> [Exercise goal]: Leave out the pictures and repeat every record exactly.

** Start Records shown **

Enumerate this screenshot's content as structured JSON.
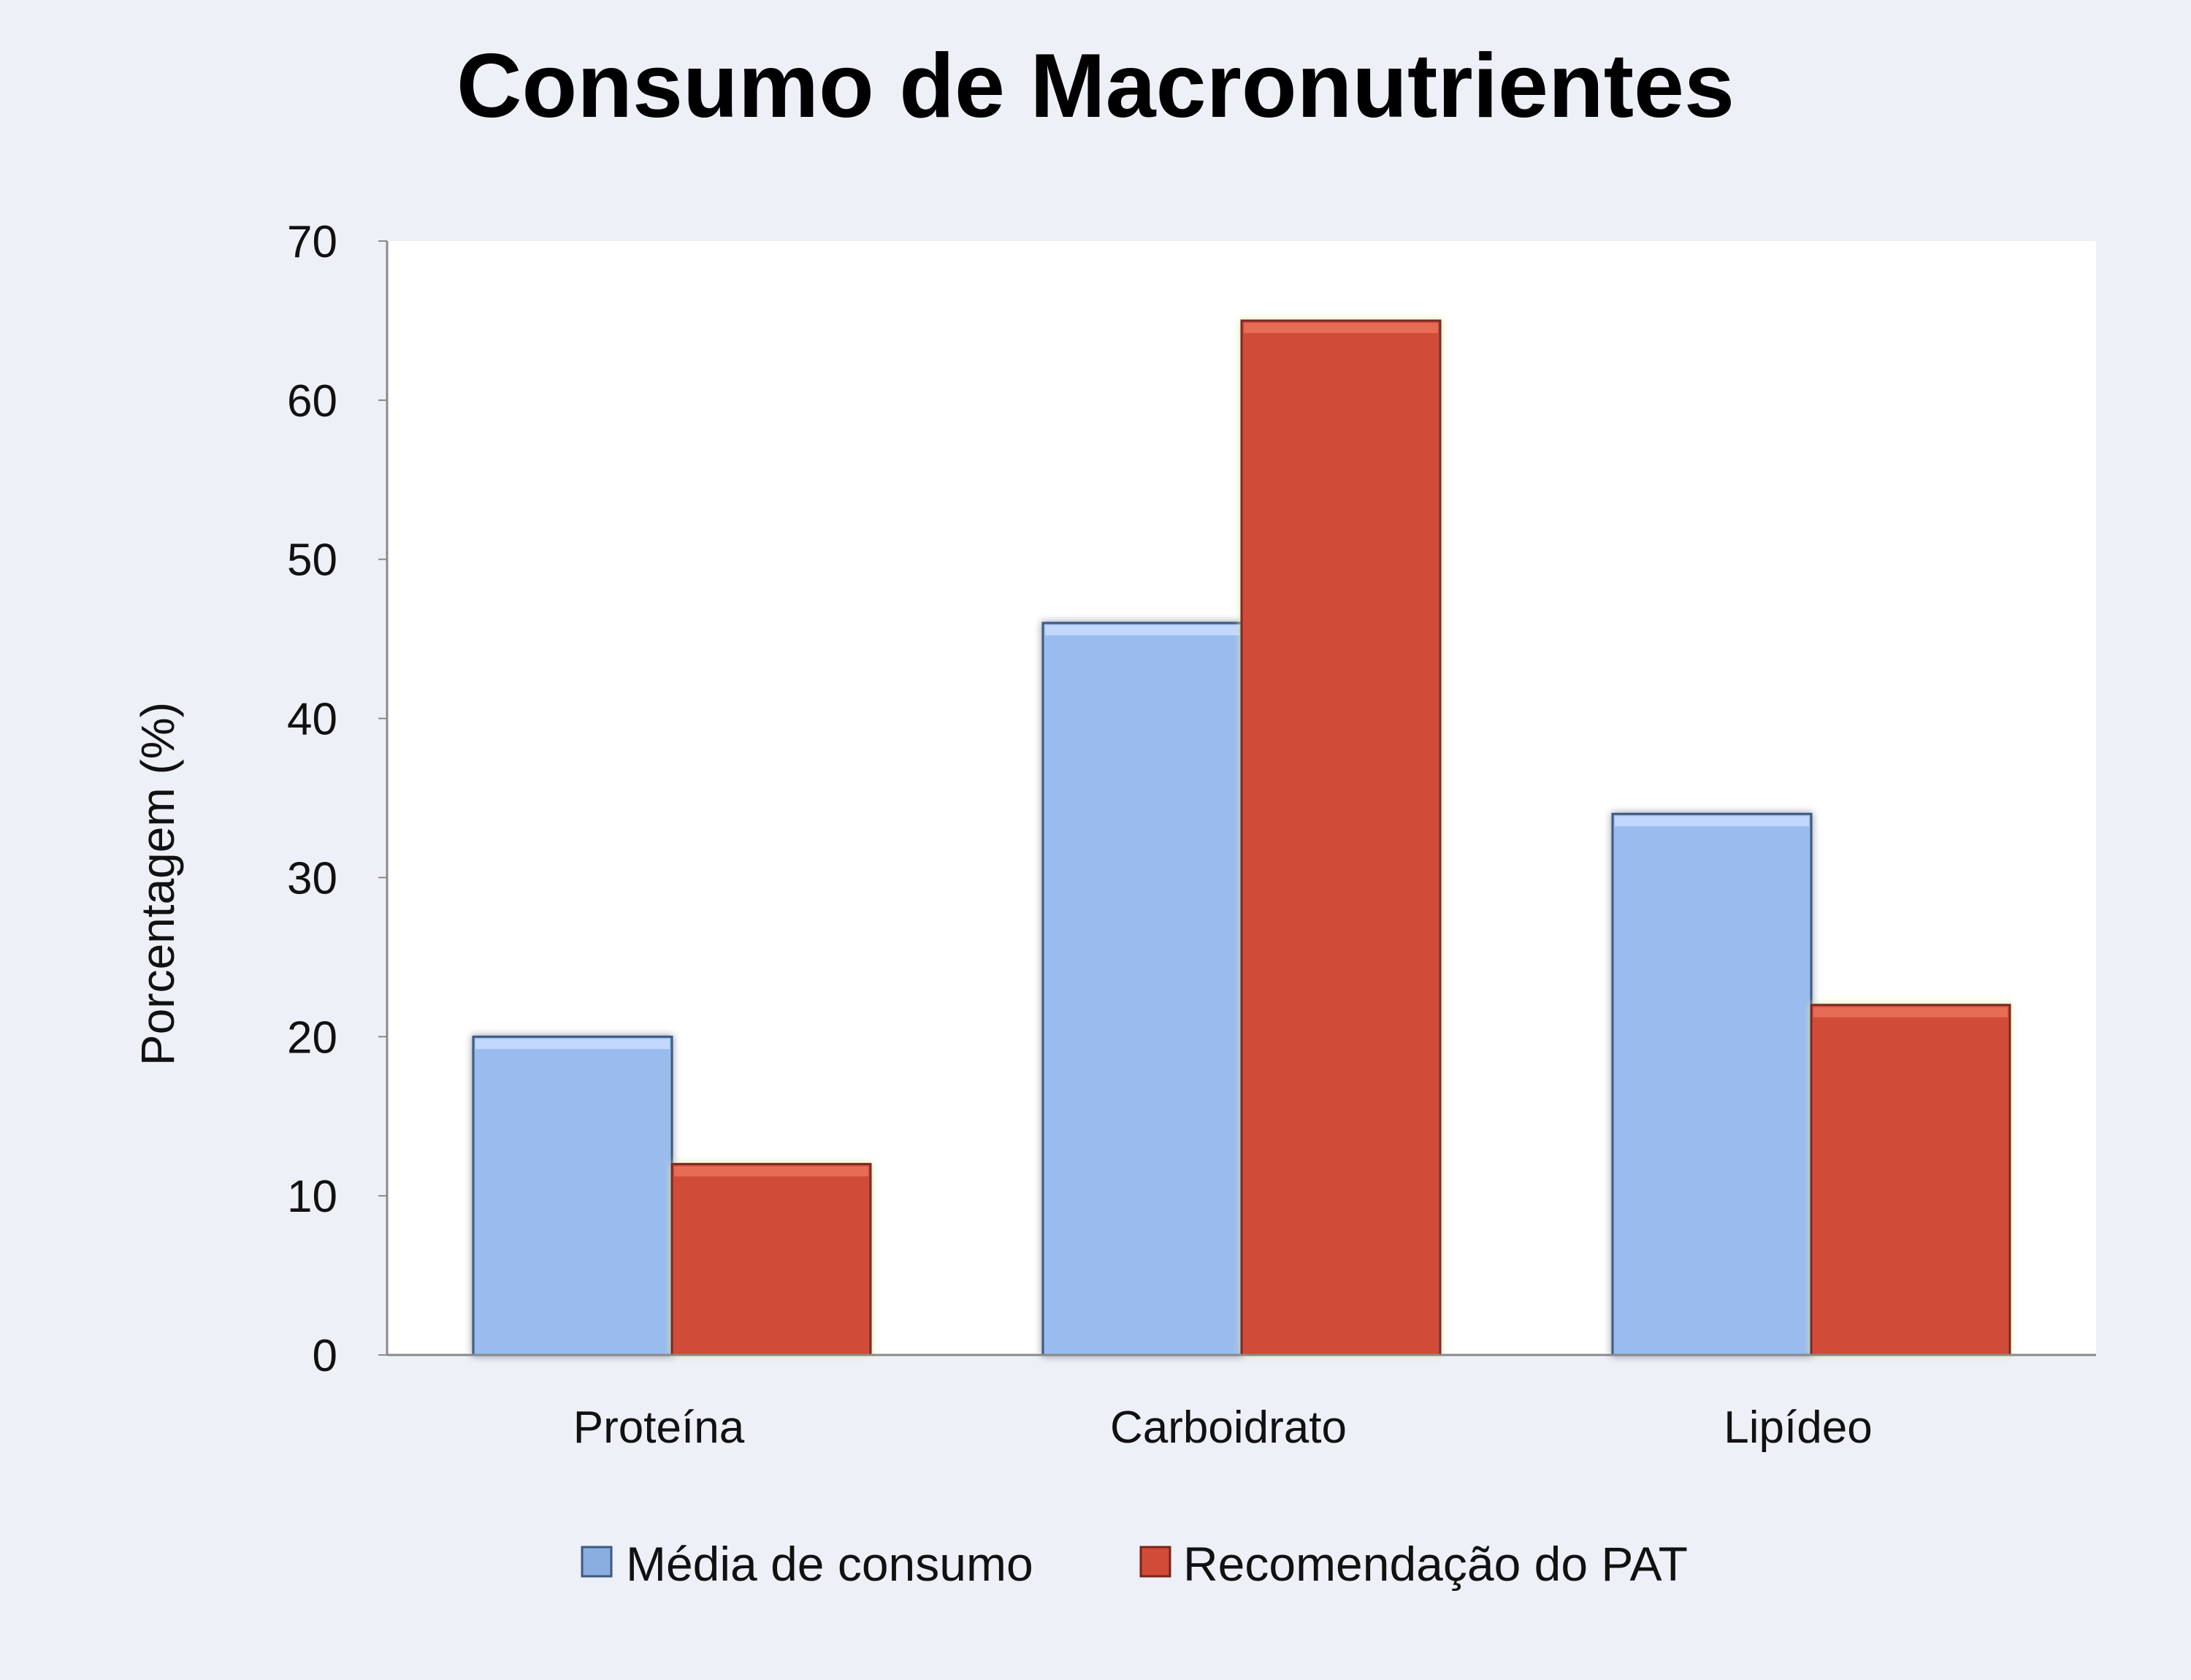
{
  "chart_data": {
    "type": "bar",
    "title": "Consumo de Macronutrientes",
    "xlabel": "",
    "ylabel": "Porcentagem (%)",
    "categories": [
      "Proteína",
      "Carboidrato",
      "Lipídeo"
    ],
    "series": [
      {
        "name": "Média de consumo",
        "values": [
          20,
          46,
          34
        ],
        "color": "#99bbee"
      },
      {
        "name": "Recomendação do PAT",
        "values": [
          12,
          65,
          22
        ],
        "color": "#d04b38"
      }
    ],
    "ylim": [
      0,
      70
    ],
    "yticks": [
      0,
      10,
      20,
      30,
      40,
      50,
      60,
      70
    ],
    "grid": false,
    "legend_position": "bottom",
    "background_color": "#eef0f8",
    "plot_background_color": "#ffffff"
  }
}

** End Records shown **

> [Finished task]:
Enumerate this screenshot's content as structured JSON.
{
  "chart_data": {
    "type": "bar",
    "title": "Consumo de Macronutrientes",
    "xlabel": "",
    "ylabel": "Porcentagem (%)",
    "categories": [
      "Proteína",
      "Carboidrato",
      "Lipídeo"
    ],
    "series": [
      {
        "name": "Média de consumo",
        "values": [
          20,
          46,
          34
        ],
        "color": "#99bbee"
      },
      {
        "name": "Recomendação do PAT",
        "values": [
          12,
          65,
          22
        ],
        "color": "#d04b38"
      }
    ],
    "ylim": [
      0,
      70
    ],
    "yticks": [
      0,
      10,
      20,
      30,
      40,
      50,
      60,
      70
    ],
    "grid": false,
    "legend_position": "bottom",
    "background_color": "#eef0f8",
    "plot_background_color": "#ffffff"
  }
}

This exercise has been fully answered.